Print each of the entries exactly, leaving nothing out.

--- START Listed entries ---

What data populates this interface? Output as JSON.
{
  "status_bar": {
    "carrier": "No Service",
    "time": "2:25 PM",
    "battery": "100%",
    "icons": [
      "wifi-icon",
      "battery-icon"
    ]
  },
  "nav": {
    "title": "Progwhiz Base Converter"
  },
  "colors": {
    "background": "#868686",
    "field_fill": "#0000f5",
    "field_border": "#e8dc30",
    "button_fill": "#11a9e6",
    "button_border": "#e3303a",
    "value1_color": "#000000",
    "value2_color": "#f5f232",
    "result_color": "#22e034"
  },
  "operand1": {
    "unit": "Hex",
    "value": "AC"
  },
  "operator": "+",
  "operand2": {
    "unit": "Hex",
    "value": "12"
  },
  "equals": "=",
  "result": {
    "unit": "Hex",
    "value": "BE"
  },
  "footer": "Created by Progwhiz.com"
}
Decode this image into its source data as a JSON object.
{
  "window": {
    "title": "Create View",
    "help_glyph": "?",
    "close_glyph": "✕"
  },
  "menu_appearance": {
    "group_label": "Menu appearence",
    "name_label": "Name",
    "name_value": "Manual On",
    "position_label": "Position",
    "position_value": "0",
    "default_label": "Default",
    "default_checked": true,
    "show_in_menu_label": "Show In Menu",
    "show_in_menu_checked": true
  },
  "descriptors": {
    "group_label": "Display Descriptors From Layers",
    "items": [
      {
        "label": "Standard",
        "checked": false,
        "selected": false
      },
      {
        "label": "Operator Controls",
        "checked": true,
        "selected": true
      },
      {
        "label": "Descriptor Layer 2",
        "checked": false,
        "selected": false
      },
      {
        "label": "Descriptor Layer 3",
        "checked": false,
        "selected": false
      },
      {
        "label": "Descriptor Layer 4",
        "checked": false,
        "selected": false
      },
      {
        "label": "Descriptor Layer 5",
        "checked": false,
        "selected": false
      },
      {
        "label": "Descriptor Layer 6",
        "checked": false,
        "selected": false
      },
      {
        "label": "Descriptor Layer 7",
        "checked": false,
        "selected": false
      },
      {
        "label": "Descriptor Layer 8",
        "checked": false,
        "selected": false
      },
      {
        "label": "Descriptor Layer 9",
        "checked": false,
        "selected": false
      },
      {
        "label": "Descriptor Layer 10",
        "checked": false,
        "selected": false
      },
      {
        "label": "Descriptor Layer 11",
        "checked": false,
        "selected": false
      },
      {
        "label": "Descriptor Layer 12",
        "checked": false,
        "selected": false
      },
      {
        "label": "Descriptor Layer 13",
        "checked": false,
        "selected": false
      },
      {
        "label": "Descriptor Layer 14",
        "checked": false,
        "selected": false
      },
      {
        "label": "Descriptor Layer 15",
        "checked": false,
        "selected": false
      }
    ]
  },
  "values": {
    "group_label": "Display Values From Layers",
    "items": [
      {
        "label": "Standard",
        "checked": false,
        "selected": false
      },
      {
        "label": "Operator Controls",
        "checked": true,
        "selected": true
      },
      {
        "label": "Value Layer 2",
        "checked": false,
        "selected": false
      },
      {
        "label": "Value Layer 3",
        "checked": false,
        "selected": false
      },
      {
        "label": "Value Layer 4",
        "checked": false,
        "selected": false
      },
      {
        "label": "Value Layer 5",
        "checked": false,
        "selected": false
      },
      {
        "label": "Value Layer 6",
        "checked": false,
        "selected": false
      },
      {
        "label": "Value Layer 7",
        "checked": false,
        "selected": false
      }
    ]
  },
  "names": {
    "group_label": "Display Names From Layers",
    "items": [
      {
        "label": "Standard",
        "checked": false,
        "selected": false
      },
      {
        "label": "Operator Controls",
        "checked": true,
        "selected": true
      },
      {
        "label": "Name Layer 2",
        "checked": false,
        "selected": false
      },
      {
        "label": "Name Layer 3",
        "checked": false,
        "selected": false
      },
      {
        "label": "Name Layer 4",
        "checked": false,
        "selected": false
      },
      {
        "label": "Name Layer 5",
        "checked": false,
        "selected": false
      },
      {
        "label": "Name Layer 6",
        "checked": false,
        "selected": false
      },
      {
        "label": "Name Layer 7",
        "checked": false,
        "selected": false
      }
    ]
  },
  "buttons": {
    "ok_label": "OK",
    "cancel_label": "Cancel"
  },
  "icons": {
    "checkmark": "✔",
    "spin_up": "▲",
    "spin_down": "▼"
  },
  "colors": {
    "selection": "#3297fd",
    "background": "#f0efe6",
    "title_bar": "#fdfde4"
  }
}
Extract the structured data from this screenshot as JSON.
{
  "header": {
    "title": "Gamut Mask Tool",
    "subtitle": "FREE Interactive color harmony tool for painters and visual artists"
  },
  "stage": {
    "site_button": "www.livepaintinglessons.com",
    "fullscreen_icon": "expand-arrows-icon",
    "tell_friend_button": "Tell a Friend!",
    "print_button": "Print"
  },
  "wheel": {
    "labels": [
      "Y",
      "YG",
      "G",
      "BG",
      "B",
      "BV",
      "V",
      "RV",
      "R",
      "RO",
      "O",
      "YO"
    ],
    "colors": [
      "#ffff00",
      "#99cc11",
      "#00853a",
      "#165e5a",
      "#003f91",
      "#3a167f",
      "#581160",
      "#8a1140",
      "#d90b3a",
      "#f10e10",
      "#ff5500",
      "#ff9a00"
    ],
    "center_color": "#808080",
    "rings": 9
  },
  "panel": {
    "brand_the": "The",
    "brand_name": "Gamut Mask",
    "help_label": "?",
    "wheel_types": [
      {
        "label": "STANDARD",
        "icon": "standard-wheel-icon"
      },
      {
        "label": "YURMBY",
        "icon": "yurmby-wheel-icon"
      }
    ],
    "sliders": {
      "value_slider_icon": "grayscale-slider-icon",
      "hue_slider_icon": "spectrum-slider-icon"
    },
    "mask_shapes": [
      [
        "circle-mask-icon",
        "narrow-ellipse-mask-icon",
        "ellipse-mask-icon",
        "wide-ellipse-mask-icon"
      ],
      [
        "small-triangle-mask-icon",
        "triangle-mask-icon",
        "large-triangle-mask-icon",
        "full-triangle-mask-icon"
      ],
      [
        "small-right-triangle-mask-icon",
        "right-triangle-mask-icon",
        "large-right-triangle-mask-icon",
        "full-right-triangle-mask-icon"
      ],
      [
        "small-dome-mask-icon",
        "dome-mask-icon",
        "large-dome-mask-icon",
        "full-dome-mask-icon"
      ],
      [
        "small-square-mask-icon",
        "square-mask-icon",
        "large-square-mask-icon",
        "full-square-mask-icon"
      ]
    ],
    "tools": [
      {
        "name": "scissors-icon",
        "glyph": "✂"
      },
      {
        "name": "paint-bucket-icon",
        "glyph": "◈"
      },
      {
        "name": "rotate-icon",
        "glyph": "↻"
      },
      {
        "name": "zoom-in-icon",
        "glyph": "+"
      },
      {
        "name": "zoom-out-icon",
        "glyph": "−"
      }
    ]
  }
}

--- END Listed entries ---

▶ Answer to this exercise:
What data populates this interface? Output as JSON.
{
  "status_bar": {
    "carrier": "No Service",
    "time": "2:25 PM",
    "battery": "100%",
    "icons": [
      "wifi-icon",
      "battery-icon"
    ]
  },
  "nav": {
    "title": "Progwhiz Base Converter"
  },
  "colors": {
    "background": "#868686",
    "field_fill": "#0000f5",
    "field_border": "#e8dc30",
    "button_fill": "#11a9e6",
    "button_border": "#e3303a",
    "value1_color": "#000000",
    "value2_color": "#f5f232",
    "result_color": "#22e034"
  },
  "operand1": {
    "unit": "Hex",
    "value": "AC"
  },
  "operator": "+",
  "operand2": {
    "unit": "Hex",
    "value": "12"
  },
  "equals": "=",
  "result": {
    "unit": "Hex",
    "value": "BE"
  },
  "footer": "Created by Progwhiz.com"
}
Decode this image into its source data as a JSON object.
{
  "window": {
    "title": "Create View",
    "help_glyph": "?",
    "close_glyph": "✕"
  },
  "menu_appearance": {
    "group_label": "Menu appearence",
    "name_label": "Name",
    "name_value": "Manual On",
    "position_label": "Position",
    "position_value": "0",
    "default_label": "Default",
    "default_checked": true,
    "show_in_menu_label": "Show In Menu",
    "show_in_menu_checked": true
  },
  "descriptors": {
    "group_label": "Display Descriptors From Layers",
    "items": [
      {
        "label": "Standard",
        "checked": false,
        "selected": false
      },
      {
        "label": "Operator Controls",
        "checked": true,
        "selected": true
      },
      {
        "label": "Descriptor Layer 2",
        "checked": false,
        "selected": false
      },
      {
        "label": "Descriptor Layer 3",
        "checked": false,
        "selected": false
      },
      {
        "label": "Descriptor Layer 4",
        "checked": false,
        "selected": false
      },
      {
        "label": "Descriptor Layer 5",
        "checked": false,
        "selected": false
      },
      {
        "label": "Descriptor Layer 6",
        "checked": false,
        "selected": false
      },
      {
        "label": "Descriptor Layer 7",
        "checked": false,
        "selected": false
      },
      {
        "label": "Descriptor Layer 8",
        "checked": false,
        "selected": false
      },
      {
        "label": "Descriptor Layer 9",
        "checked": false,
        "selected": false
      },
      {
        "label": "Descriptor Layer 10",
        "checked": false,
        "selected": false
      },
      {
        "label": "Descriptor Layer 11",
        "checked": false,
        "selected": false
      },
      {
        "label": "Descriptor Layer 12",
        "checked": false,
        "selected": false
      },
      {
        "label": "Descriptor Layer 13",
        "checked": false,
        "selected": false
      },
      {
        "label": "Descriptor Layer 14",
        "checked": false,
        "selected": false
      },
      {
        "label": "Descriptor Layer 15",
        "checked": false,
        "selected": false
      }
    ]
  },
  "values": {
    "group_label": "Display Values From Layers",
    "items": [
      {
        "label": "Standard",
        "checked": false,
        "selected": false
      },
      {
        "label": "Operator Controls",
        "checked": true,
        "selected": true
      },
      {
        "label": "Value Layer 2",
        "checked": false,
        "selected": false
      },
      {
        "label": "Value Layer 3",
        "checked": false,
        "selected": false
      },
      {
        "label": "Value Layer 4",
        "checked": false,
        "selected": false
      },
      {
        "label": "Value Layer 5",
        "checked": false,
        "selected": false
      },
      {
        "label": "Value Layer 6",
        "checked": false,
        "selected": false
      },
      {
        "label": "Value Layer 7",
        "checked": false,
        "selected": false
      }
    ]
  },
  "names": {
    "group_label": "Display Names From Layers",
    "items": [
      {
        "label": "Standard",
        "checked": false,
        "selected": false
      },
      {
        "label": "Operator Controls",
        "checked": true,
        "selected": true
      },
      {
        "label": "Name Layer 2",
        "checked": false,
        "selected": false
      },
      {
        "label": "Name Layer 3",
        "checked": false,
        "selected": false
      },
      {
        "label": "Name Layer 4",
        "checked": false,
        "selected": false
      },
      {
        "label": "Name Layer 5",
        "checked": false,
        "selected": false
      },
      {
        "label": "Name Layer 6",
        "checked": false,
        "selected": false
      },
      {
        "label": "Name Layer 7",
        "checked": false,
        "selected": false
      }
    ]
  },
  "buttons": {
    "ok_label": "OK",
    "cancel_label": "Cancel"
  },
  "icons": {
    "checkmark": "✔",
    "spin_up": "▲",
    "spin_down": "▼"
  },
  "colors": {
    "selection": "#3297fd",
    "background": "#f0efe6",
    "title_bar": "#fdfde4"
  }
}
Extract the structured data from this screenshot as JSON.
{
  "header": {
    "title": "Gamut Mask Tool",
    "subtitle": "FREE Interactive color harmony tool for painters and visual artists"
  },
  "stage": {
    "site_button": "www.livepaintinglessons.com",
    "fullscreen_icon": "expand-arrows-icon",
    "tell_friend_button": "Tell a Friend!",
    "print_button": "Print"
  },
  "wheel": {
    "labels": [
      "Y",
      "YG",
      "G",
      "BG",
      "B",
      "BV",
      "V",
      "RV",
      "R",
      "RO",
      "O",
      "YO"
    ],
    "colors": [
      "#ffff00",
      "#99cc11",
      "#00853a",
      "#165e5a",
      "#003f91",
      "#3a167f",
      "#581160",
      "#8a1140",
      "#d90b3a",
      "#f10e10",
      "#ff5500",
      "#ff9a00"
    ],
    "center_color": "#808080",
    "rings": 9
  },
  "panel": {
    "brand_the": "The",
    "brand_name": "Gamut Mask",
    "help_label": "?",
    "wheel_types": [
      {
        "label": "STANDARD",
        "icon": "standard-wheel-icon"
      },
      {
        "label": "YURMBY",
        "icon": "yurmby-wheel-icon"
      }
    ],
    "sliders": {
      "value_slider_icon": "grayscale-slider-icon",
      "hue_slider_icon": "spectrum-slider-icon"
    },
    "mask_shapes": [
      [
        "circle-mask-icon",
        "narrow-ellipse-mask-icon",
        "ellipse-mask-icon",
        "wide-ellipse-mask-icon"
      ],
      [
        "small-triangle-mask-icon",
        "triangle-mask-icon",
        "large-triangle-mask-icon",
        "full-triangle-mask-icon"
      ],
      [
        "small-right-triangle-mask-icon",
        "right-triangle-mask-icon",
        "large-right-triangle-mask-icon",
        "full-right-triangle-mask-icon"
      ],
      [
        "small-dome-mask-icon",
        "dome-mask-icon",
        "large-dome-mask-icon",
        "full-dome-mask-icon"
      ],
      [
        "small-square-mask-icon",
        "square-mask-icon",
        "large-square-mask-icon",
        "full-square-mask-icon"
      ]
    ],
    "tools": [
      {
        "name": "scissors-icon",
        "glyph": "✂"
      },
      {
        "name": "paint-bucket-icon",
        "glyph": "◈"
      },
      {
        "name": "rotate-icon",
        "glyph": "↻"
      },
      {
        "name": "zoom-in-icon",
        "glyph": "+"
      },
      {
        "name": "zoom-out-icon",
        "glyph": "−"
      }
    ]
  }
}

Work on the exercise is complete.